* start Data listing *
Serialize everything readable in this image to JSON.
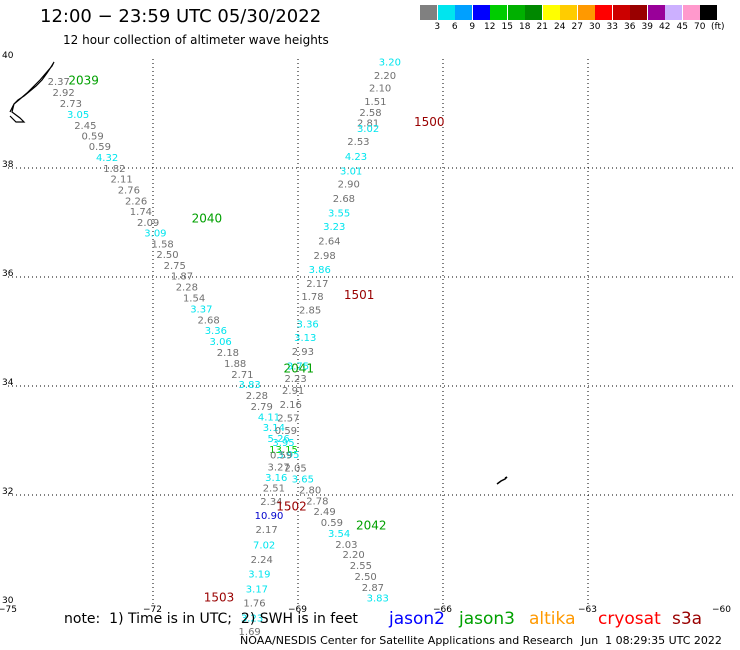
{
  "title": "12:00 − 23:59 UTC 05/30/2022",
  "subtitle": "12 hour collection of altimeter wave heights",
  "legend": {
    "unit": "(ft)",
    "bins": [
      {
        "label": "3",
        "color": "#808080"
      },
      {
        "label": "6",
        "color": "#00e5ee"
      },
      {
        "label": "9",
        "color": "#00a0ff"
      },
      {
        "label": "12",
        "color": "#0000ff"
      },
      {
        "label": "15",
        "color": "#00cc00"
      },
      {
        "label": "18",
        "color": "#00b000"
      },
      {
        "label": "21",
        "color": "#008800"
      },
      {
        "label": "24",
        "color": "#ffff00"
      },
      {
        "label": "27",
        "color": "#ffcc00"
      },
      {
        "label": "30",
        "color": "#ff9900"
      },
      {
        "label": "33",
        "color": "#ff0000"
      },
      {
        "label": "36",
        "color": "#cc0000"
      },
      {
        "label": "39",
        "color": "#990000"
      },
      {
        "label": "42",
        "color": "#990099"
      },
      {
        "label": "45",
        "color": "#ccb0ff"
      },
      {
        "label": "70",
        "color": "#ff99cc"
      },
      {
        "label": "",
        "color": "#000000"
      }
    ]
  },
  "map": {
    "lon_range": [
      -75,
      -60
    ],
    "lat_range": [
      30,
      40
    ],
    "x_ticks": [
      "−75",
      "−72",
      "−69",
      "−66",
      "−63",
      "−60"
    ],
    "y_ticks": [
      "30",
      "32",
      "34",
      "36",
      "38",
      "40"
    ],
    "grid": "dotted"
  },
  "tracks": [
    {
      "satellite": "jason3",
      "passes": [
        {
          "id": "2039",
          "lon": -73.75,
          "lat": 39.53
        },
        {
          "id": "2040",
          "lon": -71.2,
          "lat": 37.0
        },
        {
          "id": "2041",
          "lon": -69.3,
          "lat": 34.25
        },
        {
          "id": "2042",
          "lon": -67.8,
          "lat": 31.37
        }
      ],
      "readings": [
        {
          "v": "2.37",
          "lon": -73.95,
          "lat": 39.52,
          "c": "#707070"
        },
        {
          "v": "2.92",
          "lon": -73.85,
          "lat": 39.32,
          "c": "#707070"
        },
        {
          "v": "2.73",
          "lon": -73.7,
          "lat": 39.12,
          "c": "#707070"
        },
        {
          "v": "3.05",
          "lon": -73.55,
          "lat": 38.92,
          "c": "#00e5ee"
        },
        {
          "v": "2.45",
          "lon": -73.4,
          "lat": 38.72,
          "c": "#707070"
        },
        {
          "v": "0.59",
          "lon": -73.25,
          "lat": 38.52,
          "c": "#707070"
        },
        {
          "v": "0.59",
          "lon": -73.1,
          "lat": 38.33,
          "c": "#707070"
        },
        {
          "v": "4.32",
          "lon": -72.95,
          "lat": 38.13,
          "c": "#00e5ee"
        },
        {
          "v": "1.82",
          "lon": -72.8,
          "lat": 37.93,
          "c": "#707070"
        },
        {
          "v": "2.11",
          "lon": -72.65,
          "lat": 37.73,
          "c": "#707070"
        },
        {
          "v": "2.76",
          "lon": -72.5,
          "lat": 37.53,
          "c": "#707070"
        },
        {
          "v": "2.26",
          "lon": -72.35,
          "lat": 37.33,
          "c": "#707070"
        },
        {
          "v": "1.74",
          "lon": -72.25,
          "lat": 37.14,
          "c": "#707070"
        },
        {
          "v": "2.09",
          "lon": -72.1,
          "lat": 36.94,
          "c": "#707070"
        },
        {
          "v": "3.09",
          "lon": -71.95,
          "lat": 36.74,
          "c": "#00e5ee"
        },
        {
          "v": "1.58",
          "lon": -71.8,
          "lat": 36.54,
          "c": "#707070"
        },
        {
          "v": "2.50",
          "lon": -71.7,
          "lat": 36.35,
          "c": "#707070"
        },
        {
          "v": "2.75",
          "lon": -71.55,
          "lat": 36.15,
          "c": "#707070"
        },
        {
          "v": "1.87",
          "lon": -71.4,
          "lat": 35.95,
          "c": "#707070"
        },
        {
          "v": "2.28",
          "lon": -71.3,
          "lat": 35.75,
          "c": "#707070"
        },
        {
          "v": "1.54",
          "lon": -71.15,
          "lat": 35.55,
          "c": "#707070"
        },
        {
          "v": "3.37",
          "lon": -71.0,
          "lat": 35.35,
          "c": "#00e5ee"
        },
        {
          "v": "2.68",
          "lon": -70.85,
          "lat": 35.15,
          "c": "#707070"
        },
        {
          "v": "3.36",
          "lon": -70.7,
          "lat": 34.95,
          "c": "#00e5ee"
        },
        {
          "v": "3.06",
          "lon": -70.6,
          "lat": 34.75,
          "c": "#00e5ee"
        },
        {
          "v": "2.18",
          "lon": -70.45,
          "lat": 34.55,
          "c": "#707070"
        },
        {
          "v": "1.88",
          "lon": -70.3,
          "lat": 34.35,
          "c": "#707070"
        },
        {
          "v": "2.71",
          "lon": -70.15,
          "lat": 34.15,
          "c": "#707070"
        },
        {
          "v": "3.83",
          "lon": -70.0,
          "lat": 33.96,
          "c": "#00e5ee"
        },
        {
          "v": "2.28",
          "lon": -69.85,
          "lat": 33.76,
          "c": "#707070"
        },
        {
          "v": "2.79",
          "lon": -69.75,
          "lat": 33.56,
          "c": "#707070"
        },
        {
          "v": "4.11",
          "lon": -69.6,
          "lat": 33.37,
          "c": "#00e5ee"
        },
        {
          "v": "3.14",
          "lon": -69.5,
          "lat": 33.17,
          "c": "#00e5ee"
        },
        {
          "v": "5.26",
          "lon": -69.4,
          "lat": 32.97,
          "c": "#00e5ee"
        },
        {
          "v": "13.15",
          "lon": -69.3,
          "lat": 32.77,
          "c": "#00cc00"
        },
        {
          "v": "3.95",
          "lon": -69.2,
          "lat": 32.68,
          "c": "#00e5ee"
        },
        {
          "v": "2.05",
          "lon": -69.05,
          "lat": 32.43,
          "c": "#707070"
        },
        {
          "v": "3.65",
          "lon": -68.9,
          "lat": 32.23,
          "c": "#00e5ee"
        },
        {
          "v": "2.80",
          "lon": -68.75,
          "lat": 32.03,
          "c": "#707070"
        },
        {
          "v": "2.78",
          "lon": -68.6,
          "lat": 31.83,
          "c": "#707070"
        },
        {
          "v": "2.49",
          "lon": -68.45,
          "lat": 31.63,
          "c": "#707070"
        },
        {
          "v": "0.59",
          "lon": -68.3,
          "lat": 31.43,
          "c": "#707070"
        },
        {
          "v": "3.54",
          "lon": -68.15,
          "lat": 31.23,
          "c": "#00e5ee"
        },
        {
          "v": "2.03",
          "lon": -68.0,
          "lat": 31.03,
          "c": "#707070"
        },
        {
          "v": "2.20",
          "lon": -67.85,
          "lat": 30.84,
          "c": "#707070"
        },
        {
          "v": "2.55",
          "lon": -67.7,
          "lat": 30.64,
          "c": "#707070"
        },
        {
          "v": "2.50",
          "lon": -67.6,
          "lat": 30.44,
          "c": "#707070"
        },
        {
          "v": "2.87",
          "lon": -67.45,
          "lat": 30.24,
          "c": "#707070"
        },
        {
          "v": "3.83",
          "lon": -67.35,
          "lat": 30.05,
          "c": "#00e5ee"
        }
      ]
    },
    {
      "satellite": "cryosat",
      "passes": [
        {
          "id": "1500",
          "lon": -66.6,
          "lat": 38.77
        },
        {
          "id": "1501",
          "lon": -68.05,
          "lat": 35.6
        },
        {
          "id": "1502",
          "lon": -69.45,
          "lat": 31.72
        },
        {
          "id": "1503",
          "lon": -70.95,
          "lat": 30.05
        }
      ],
      "readings": [
        {
          "v": "3.20",
          "lon": -67.1,
          "lat": 39.88,
          "c": "#00e5ee"
        },
        {
          "v": "2.20",
          "lon": -67.2,
          "lat": 39.63,
          "c": "#707070"
        },
        {
          "v": "2.10",
          "lon": -67.3,
          "lat": 39.4,
          "c": "#707070"
        },
        {
          "v": "1.51",
          "lon": -67.4,
          "lat": 39.16,
          "c": "#707070"
        },
        {
          "v": "2.58",
          "lon": -67.5,
          "lat": 38.95,
          "c": "#707070"
        },
        {
          "v": "2.81",
          "lon": -67.55,
          "lat": 38.76,
          "c": "#707070"
        },
        {
          "v": "3.02",
          "lon": -67.55,
          "lat": 38.66,
          "c": "#00e5ee"
        },
        {
          "v": "2.53",
          "lon": -67.75,
          "lat": 38.42,
          "c": "#707070"
        },
        {
          "v": "4.23",
          "lon": -67.8,
          "lat": 38.15,
          "c": "#00e5ee"
        },
        {
          "v": "3.01",
          "lon": -67.9,
          "lat": 37.88,
          "c": "#00e5ee"
        },
        {
          "v": "2.90",
          "lon": -67.95,
          "lat": 37.64,
          "c": "#707070"
        },
        {
          "v": "2.68",
          "lon": -68.05,
          "lat": 37.38,
          "c": "#707070"
        },
        {
          "v": "3.55",
          "lon": -68.15,
          "lat": 37.11,
          "c": "#00e5ee"
        },
        {
          "v": "3.23",
          "lon": -68.25,
          "lat": 36.86,
          "c": "#00e5ee"
        },
        {
          "v": "2.64",
          "lon": -68.35,
          "lat": 36.6,
          "c": "#707070"
        },
        {
          "v": "2.98",
          "lon": -68.45,
          "lat": 36.33,
          "c": "#707070"
        },
        {
          "v": "3.86",
          "lon": -68.55,
          "lat": 36.07,
          "c": "#00e5ee"
        },
        {
          "v": "2.17",
          "lon": -68.6,
          "lat": 35.82,
          "c": "#707070"
        },
        {
          "v": "1.78",
          "lon": -68.7,
          "lat": 35.58,
          "c": "#707070"
        },
        {
          "v": "2.85",
          "lon": -68.75,
          "lat": 35.33,
          "c": "#707070"
        },
        {
          "v": "3.36",
          "lon": -68.8,
          "lat": 35.07,
          "c": "#00e5ee"
        },
        {
          "v": "3.13",
          "lon": -68.85,
          "lat": 34.83,
          "c": "#00e5ee"
        },
        {
          "v": "2.93",
          "lon": -68.9,
          "lat": 34.57,
          "c": "#707070"
        },
        {
          "v": "3.75",
          "lon": -69.0,
          "lat": 34.3,
          "c": "#00e5ee"
        },
        {
          "v": "2.23",
          "lon": -69.05,
          "lat": 34.07,
          "c": "#707070"
        },
        {
          "v": "2.91",
          "lon": -69.1,
          "lat": 33.85,
          "c": "#707070"
        },
        {
          "v": "2.16",
          "lon": -69.15,
          "lat": 33.6,
          "c": "#707070"
        },
        {
          "v": "2.57",
          "lon": -69.2,
          "lat": 33.35,
          "c": "#707070"
        },
        {
          "v": "0.59",
          "lon": -69.25,
          "lat": 33.12,
          "c": "#707070"
        },
        {
          "v": "3.95",
          "lon": -69.3,
          "lat": 32.9,
          "c": "#00e5ee"
        },
        {
          "v": "0.59",
          "lon": -69.35,
          "lat": 32.67,
          "c": "#707070"
        },
        {
          "v": "3.27",
          "lon": -69.4,
          "lat": 32.45,
          "c": "#707070"
        },
        {
          "v": "3.16",
          "lon": -69.45,
          "lat": 32.26,
          "c": "#00e5ee"
        },
        {
          "v": "2.51",
          "lon": -69.5,
          "lat": 32.06,
          "c": "#707070"
        },
        {
          "v": "2.34",
          "lon": -69.55,
          "lat": 31.82,
          "c": "#707070"
        },
        {
          "v": "10.90",
          "lon": -69.6,
          "lat": 31.56,
          "c": "#0000cc"
        },
        {
          "v": "2.17",
          "lon": -69.65,
          "lat": 31.3,
          "c": "#707070"
        },
        {
          "v": "7.02",
          "lon": -69.7,
          "lat": 31.02,
          "c": "#00e5ee"
        },
        {
          "v": "2.24",
          "lon": -69.75,
          "lat": 30.75,
          "c": "#707070"
        },
        {
          "v": "3.19",
          "lon": -69.8,
          "lat": 30.49,
          "c": "#00e5ee"
        },
        {
          "v": "3.17",
          "lon": -69.85,
          "lat": 30.21,
          "c": "#00e5ee"
        },
        {
          "v": "1.76",
          "lon": -69.9,
          "lat": 29.95,
          "c": "#707070"
        },
        {
          "v": "3.23",
          "lon": -69.95,
          "lat": 29.68,
          "c": "#00e5ee"
        },
        {
          "v": "1.69",
          "lon": -70.0,
          "lat": 29.43,
          "c": "#707070"
        }
      ]
    }
  ],
  "note": "note:  1) Time is in UTC;  2) SWH is in feet",
  "satellites": [
    {
      "name": "jason2",
      "color": "#0000ff"
    },
    {
      "name": "jason3",
      "color": "#00a000"
    },
    {
      "name": "altika",
      "color": "#ff9900"
    },
    {
      "name": "cryosat",
      "color": "#ff0000"
    },
    {
      "name": "s3a",
      "color": "#990000"
    }
  ],
  "credit": "NOAA/NESDIS Center for Satellite Applications and Research",
  "timestamp": "Jun  1 08:29:35 UTC 2022"
}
* end Data listing *
Problem statement: Copy out each line of the records where the string "name" appears.

Answer to the task:
      "name": "jason2",
      "name": "jason3",
      "name": "altika",
      "name": "cryosat",
      "name": "s3a",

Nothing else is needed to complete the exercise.